• **Problem statement**
Examine the entries and show every line in which the word "cementu" is found.

── Input for this task

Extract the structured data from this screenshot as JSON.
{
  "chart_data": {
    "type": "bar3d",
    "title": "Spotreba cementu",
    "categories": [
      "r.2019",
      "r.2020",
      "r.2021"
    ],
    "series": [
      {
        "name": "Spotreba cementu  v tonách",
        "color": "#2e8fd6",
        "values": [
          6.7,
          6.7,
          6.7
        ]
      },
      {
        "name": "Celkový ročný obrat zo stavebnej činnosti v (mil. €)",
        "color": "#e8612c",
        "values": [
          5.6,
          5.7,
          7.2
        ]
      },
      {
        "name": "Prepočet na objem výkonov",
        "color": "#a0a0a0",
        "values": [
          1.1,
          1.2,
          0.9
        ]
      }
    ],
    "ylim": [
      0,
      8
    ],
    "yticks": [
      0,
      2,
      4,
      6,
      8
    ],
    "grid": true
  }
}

────
── Input for this task

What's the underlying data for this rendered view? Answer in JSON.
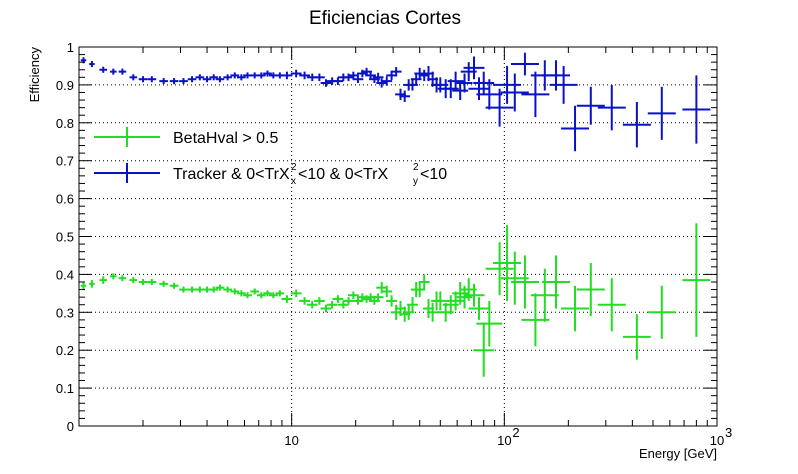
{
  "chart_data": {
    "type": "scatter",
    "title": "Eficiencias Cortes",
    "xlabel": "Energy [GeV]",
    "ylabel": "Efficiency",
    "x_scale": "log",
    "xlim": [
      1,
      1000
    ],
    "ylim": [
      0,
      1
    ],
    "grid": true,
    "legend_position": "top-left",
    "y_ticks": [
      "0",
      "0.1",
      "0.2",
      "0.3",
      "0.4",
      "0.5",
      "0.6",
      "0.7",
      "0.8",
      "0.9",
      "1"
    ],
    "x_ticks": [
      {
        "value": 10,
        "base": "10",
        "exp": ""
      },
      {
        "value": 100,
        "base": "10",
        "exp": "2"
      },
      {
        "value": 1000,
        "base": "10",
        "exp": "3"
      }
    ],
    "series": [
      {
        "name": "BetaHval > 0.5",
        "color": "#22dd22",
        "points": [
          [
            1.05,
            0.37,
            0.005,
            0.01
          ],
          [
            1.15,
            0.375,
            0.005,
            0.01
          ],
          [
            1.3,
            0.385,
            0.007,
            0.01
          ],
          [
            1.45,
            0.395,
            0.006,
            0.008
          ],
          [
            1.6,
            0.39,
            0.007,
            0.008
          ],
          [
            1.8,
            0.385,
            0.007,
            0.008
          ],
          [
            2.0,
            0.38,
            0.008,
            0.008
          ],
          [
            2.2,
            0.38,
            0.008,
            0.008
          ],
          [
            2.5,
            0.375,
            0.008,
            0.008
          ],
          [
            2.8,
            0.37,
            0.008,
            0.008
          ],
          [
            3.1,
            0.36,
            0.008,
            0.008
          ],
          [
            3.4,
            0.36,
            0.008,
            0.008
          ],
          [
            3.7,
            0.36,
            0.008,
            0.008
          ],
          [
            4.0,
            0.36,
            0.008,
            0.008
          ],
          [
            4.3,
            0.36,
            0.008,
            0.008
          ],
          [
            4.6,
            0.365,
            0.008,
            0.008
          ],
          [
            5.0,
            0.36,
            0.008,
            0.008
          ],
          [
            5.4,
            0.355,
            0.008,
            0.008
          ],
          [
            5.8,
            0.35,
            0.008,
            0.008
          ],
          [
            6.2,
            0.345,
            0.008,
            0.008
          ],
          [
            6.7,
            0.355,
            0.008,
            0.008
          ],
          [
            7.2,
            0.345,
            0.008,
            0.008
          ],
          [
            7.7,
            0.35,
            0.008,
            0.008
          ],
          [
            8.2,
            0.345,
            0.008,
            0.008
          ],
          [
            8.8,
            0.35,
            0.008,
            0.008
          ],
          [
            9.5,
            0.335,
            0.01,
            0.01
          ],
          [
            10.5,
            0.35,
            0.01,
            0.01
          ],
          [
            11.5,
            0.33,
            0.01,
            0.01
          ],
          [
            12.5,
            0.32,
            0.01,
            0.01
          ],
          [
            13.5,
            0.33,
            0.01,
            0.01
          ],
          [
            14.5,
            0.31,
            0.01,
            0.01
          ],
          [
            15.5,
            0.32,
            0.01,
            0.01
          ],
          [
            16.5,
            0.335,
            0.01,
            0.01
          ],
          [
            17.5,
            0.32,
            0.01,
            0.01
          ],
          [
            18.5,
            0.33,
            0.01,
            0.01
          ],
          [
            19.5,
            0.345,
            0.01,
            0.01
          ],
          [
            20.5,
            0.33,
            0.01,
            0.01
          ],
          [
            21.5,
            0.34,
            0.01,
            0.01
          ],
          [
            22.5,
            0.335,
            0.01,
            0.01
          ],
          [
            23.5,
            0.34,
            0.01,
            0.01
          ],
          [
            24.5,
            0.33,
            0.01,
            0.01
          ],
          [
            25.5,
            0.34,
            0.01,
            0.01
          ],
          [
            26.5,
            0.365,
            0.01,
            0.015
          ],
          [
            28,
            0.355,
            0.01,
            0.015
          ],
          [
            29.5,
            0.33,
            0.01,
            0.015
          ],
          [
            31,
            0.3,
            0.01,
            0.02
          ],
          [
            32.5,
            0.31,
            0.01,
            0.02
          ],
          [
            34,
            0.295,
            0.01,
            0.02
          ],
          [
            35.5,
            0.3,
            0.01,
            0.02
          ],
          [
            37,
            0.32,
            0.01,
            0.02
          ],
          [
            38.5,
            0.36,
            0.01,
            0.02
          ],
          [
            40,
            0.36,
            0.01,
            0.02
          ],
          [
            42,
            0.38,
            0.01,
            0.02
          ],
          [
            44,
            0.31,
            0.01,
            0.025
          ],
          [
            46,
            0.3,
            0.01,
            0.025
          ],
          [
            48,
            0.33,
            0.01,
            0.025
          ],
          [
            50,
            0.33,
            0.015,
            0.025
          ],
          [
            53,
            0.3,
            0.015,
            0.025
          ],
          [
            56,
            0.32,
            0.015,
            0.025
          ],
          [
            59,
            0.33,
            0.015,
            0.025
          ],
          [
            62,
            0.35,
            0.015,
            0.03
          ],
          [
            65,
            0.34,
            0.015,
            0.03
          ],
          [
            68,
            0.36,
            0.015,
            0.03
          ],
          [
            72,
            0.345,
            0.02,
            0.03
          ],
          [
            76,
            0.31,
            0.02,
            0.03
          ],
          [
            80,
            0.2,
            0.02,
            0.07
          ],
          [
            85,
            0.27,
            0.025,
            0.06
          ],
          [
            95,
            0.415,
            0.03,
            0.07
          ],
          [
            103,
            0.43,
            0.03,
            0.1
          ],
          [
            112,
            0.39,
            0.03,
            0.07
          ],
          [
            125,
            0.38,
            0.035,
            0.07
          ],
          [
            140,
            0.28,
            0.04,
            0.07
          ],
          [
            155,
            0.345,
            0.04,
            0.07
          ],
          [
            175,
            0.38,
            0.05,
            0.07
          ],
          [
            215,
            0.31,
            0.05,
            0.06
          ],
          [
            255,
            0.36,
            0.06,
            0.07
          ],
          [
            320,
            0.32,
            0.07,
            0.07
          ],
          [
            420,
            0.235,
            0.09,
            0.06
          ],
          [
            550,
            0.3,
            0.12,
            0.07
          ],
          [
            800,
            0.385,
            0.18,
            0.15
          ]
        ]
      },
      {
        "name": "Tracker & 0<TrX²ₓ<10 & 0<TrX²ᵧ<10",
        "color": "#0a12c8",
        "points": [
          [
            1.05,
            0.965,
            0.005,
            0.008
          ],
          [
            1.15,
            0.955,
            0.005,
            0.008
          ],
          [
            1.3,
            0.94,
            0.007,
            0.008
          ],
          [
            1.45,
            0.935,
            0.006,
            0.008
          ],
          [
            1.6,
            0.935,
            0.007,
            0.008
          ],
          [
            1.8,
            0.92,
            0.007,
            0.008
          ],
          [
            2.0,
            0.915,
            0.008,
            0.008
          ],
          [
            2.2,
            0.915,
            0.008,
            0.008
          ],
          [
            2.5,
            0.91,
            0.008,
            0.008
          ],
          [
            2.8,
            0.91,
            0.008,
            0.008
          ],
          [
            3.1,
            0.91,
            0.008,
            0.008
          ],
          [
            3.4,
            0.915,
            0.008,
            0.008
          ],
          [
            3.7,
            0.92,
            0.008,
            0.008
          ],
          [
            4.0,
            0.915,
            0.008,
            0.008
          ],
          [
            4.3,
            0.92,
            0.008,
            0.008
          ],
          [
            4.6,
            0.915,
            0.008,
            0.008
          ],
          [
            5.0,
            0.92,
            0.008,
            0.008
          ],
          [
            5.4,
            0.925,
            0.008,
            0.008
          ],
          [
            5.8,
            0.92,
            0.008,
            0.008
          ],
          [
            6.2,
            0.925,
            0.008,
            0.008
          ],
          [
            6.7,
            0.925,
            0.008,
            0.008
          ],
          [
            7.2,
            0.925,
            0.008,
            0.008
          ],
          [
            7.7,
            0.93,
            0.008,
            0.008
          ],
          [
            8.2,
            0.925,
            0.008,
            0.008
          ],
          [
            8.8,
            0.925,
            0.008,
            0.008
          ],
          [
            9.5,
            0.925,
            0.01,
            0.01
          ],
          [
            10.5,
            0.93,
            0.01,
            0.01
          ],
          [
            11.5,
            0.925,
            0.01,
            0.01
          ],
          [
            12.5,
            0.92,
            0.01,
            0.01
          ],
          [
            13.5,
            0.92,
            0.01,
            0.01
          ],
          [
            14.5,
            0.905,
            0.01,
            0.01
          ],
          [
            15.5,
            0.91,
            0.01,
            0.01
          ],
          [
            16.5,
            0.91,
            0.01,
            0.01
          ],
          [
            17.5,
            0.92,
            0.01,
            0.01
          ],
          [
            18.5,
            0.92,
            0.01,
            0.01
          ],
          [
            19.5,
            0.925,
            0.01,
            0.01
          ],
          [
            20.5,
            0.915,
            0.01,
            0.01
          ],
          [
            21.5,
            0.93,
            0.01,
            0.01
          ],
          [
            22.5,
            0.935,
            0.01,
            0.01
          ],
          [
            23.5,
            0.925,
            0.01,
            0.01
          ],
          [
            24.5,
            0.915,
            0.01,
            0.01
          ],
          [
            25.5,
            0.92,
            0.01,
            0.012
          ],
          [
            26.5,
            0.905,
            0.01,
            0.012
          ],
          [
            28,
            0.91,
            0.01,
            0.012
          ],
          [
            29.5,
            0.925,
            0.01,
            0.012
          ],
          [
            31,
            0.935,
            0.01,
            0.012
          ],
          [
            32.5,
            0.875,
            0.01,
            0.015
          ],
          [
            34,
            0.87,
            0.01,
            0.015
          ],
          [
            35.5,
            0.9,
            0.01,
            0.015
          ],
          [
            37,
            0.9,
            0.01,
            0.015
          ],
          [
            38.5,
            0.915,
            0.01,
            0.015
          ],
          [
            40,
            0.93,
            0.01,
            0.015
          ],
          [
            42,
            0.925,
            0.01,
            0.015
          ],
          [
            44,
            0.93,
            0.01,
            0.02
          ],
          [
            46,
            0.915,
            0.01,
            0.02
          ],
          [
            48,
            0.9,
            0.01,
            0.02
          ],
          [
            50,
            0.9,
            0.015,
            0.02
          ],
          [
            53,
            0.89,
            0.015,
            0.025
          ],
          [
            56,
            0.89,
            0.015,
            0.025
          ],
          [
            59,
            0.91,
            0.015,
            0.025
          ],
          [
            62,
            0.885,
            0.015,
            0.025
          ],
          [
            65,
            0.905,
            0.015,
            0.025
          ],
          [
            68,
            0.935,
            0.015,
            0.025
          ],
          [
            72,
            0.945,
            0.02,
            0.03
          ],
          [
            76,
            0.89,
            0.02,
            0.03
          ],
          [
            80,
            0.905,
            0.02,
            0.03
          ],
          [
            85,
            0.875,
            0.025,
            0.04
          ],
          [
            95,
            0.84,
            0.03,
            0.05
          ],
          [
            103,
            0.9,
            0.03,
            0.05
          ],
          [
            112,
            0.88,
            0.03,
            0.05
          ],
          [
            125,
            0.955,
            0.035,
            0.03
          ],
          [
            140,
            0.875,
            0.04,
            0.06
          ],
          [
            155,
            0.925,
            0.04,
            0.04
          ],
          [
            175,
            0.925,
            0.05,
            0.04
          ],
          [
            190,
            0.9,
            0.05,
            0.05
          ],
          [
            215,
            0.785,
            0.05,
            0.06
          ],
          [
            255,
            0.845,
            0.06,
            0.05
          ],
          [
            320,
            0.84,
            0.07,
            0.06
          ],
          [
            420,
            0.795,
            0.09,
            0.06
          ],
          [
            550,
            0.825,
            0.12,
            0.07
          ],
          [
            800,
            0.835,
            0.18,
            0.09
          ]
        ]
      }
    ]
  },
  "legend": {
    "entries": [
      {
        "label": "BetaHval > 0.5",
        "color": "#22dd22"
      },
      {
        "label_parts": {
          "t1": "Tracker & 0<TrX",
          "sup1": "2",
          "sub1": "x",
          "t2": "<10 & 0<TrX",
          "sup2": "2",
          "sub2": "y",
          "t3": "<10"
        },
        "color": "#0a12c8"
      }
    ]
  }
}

────
── Input for this task

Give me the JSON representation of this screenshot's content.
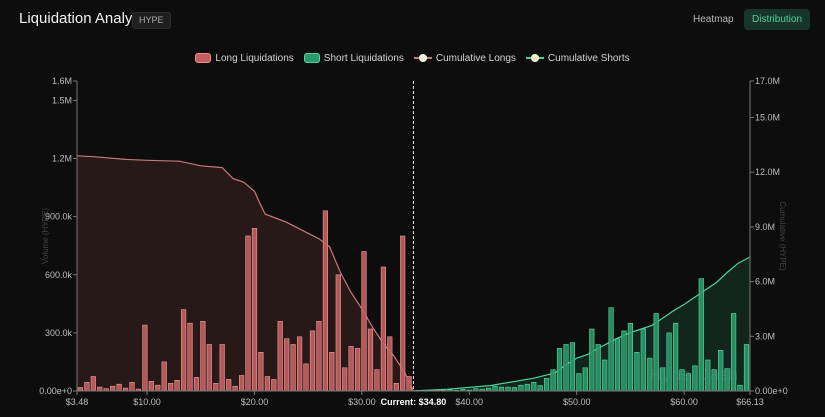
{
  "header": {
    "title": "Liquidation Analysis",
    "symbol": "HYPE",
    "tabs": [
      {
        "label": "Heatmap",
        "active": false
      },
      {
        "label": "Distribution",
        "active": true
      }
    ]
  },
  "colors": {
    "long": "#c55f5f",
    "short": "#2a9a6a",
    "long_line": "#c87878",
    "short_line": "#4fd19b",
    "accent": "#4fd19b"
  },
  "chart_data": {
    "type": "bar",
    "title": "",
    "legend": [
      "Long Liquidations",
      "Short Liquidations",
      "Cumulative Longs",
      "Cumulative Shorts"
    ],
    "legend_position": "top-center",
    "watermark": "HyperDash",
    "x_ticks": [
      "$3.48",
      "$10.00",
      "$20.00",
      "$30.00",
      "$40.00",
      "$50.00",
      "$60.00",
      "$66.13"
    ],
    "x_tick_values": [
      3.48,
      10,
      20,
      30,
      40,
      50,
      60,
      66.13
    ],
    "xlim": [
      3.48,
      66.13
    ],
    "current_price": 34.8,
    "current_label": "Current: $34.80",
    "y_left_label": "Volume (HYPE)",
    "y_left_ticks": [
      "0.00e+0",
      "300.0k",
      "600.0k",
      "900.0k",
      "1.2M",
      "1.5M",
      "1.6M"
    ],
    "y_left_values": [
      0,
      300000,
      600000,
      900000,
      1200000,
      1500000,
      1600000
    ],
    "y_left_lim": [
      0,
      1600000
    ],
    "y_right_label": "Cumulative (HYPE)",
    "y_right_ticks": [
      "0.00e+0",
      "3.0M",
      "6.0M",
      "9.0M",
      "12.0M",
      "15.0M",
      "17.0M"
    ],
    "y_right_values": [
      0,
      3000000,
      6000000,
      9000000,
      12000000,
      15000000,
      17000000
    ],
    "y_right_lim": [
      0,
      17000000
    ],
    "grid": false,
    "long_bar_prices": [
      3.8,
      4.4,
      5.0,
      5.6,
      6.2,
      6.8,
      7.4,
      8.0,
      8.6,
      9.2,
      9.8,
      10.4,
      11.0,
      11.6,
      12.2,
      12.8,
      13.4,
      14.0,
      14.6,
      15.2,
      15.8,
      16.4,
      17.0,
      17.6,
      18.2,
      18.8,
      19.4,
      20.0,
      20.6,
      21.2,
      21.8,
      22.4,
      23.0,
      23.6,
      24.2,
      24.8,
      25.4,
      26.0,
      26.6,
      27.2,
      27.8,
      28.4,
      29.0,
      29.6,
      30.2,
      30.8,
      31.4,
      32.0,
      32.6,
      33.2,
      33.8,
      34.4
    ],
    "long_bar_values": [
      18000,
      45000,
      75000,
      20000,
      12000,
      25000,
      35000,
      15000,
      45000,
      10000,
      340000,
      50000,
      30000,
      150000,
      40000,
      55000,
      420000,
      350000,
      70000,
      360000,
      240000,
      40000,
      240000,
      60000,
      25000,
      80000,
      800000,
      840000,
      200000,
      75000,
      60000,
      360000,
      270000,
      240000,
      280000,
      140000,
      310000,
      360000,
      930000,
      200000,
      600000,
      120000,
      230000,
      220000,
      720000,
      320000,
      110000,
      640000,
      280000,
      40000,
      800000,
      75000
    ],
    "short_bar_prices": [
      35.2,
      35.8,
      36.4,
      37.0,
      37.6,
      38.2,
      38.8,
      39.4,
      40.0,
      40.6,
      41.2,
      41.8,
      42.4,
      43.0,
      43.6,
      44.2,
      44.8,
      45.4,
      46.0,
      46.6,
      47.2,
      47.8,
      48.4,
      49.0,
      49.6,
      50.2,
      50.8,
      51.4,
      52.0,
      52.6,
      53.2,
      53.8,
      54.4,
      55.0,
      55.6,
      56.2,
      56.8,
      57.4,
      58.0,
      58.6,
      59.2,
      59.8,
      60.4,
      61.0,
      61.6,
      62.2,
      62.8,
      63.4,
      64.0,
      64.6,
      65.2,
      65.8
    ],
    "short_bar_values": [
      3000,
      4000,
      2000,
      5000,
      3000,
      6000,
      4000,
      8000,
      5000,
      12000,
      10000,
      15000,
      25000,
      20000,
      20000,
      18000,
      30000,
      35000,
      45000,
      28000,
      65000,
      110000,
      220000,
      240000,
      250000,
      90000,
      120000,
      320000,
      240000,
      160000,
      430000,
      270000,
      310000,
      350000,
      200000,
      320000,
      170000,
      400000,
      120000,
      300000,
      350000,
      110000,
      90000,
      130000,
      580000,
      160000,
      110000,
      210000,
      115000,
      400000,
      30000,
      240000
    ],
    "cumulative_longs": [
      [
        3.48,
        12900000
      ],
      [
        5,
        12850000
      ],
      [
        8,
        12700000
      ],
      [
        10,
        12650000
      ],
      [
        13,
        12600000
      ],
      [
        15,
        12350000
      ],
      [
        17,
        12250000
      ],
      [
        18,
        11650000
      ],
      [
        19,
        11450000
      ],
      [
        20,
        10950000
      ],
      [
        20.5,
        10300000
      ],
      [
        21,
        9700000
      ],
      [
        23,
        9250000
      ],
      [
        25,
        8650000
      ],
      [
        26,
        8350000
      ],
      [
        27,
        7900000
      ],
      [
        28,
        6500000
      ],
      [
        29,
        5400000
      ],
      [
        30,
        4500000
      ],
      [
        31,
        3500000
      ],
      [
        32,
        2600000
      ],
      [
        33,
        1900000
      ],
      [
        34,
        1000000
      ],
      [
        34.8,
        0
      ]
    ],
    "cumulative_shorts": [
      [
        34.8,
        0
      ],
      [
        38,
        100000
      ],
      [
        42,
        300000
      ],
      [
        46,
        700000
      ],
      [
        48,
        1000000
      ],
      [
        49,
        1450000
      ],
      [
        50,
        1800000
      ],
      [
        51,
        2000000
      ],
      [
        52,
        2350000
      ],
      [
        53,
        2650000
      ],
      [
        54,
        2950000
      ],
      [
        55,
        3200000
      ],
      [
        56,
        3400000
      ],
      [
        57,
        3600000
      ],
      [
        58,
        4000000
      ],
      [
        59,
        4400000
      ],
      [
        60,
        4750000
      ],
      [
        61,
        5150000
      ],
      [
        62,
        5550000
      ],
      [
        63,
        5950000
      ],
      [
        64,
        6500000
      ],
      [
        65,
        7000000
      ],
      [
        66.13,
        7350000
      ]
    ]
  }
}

────

• **Final result**
    "title": "Spotreba cementu",
        "name": "Spotreba cementu  v tonách",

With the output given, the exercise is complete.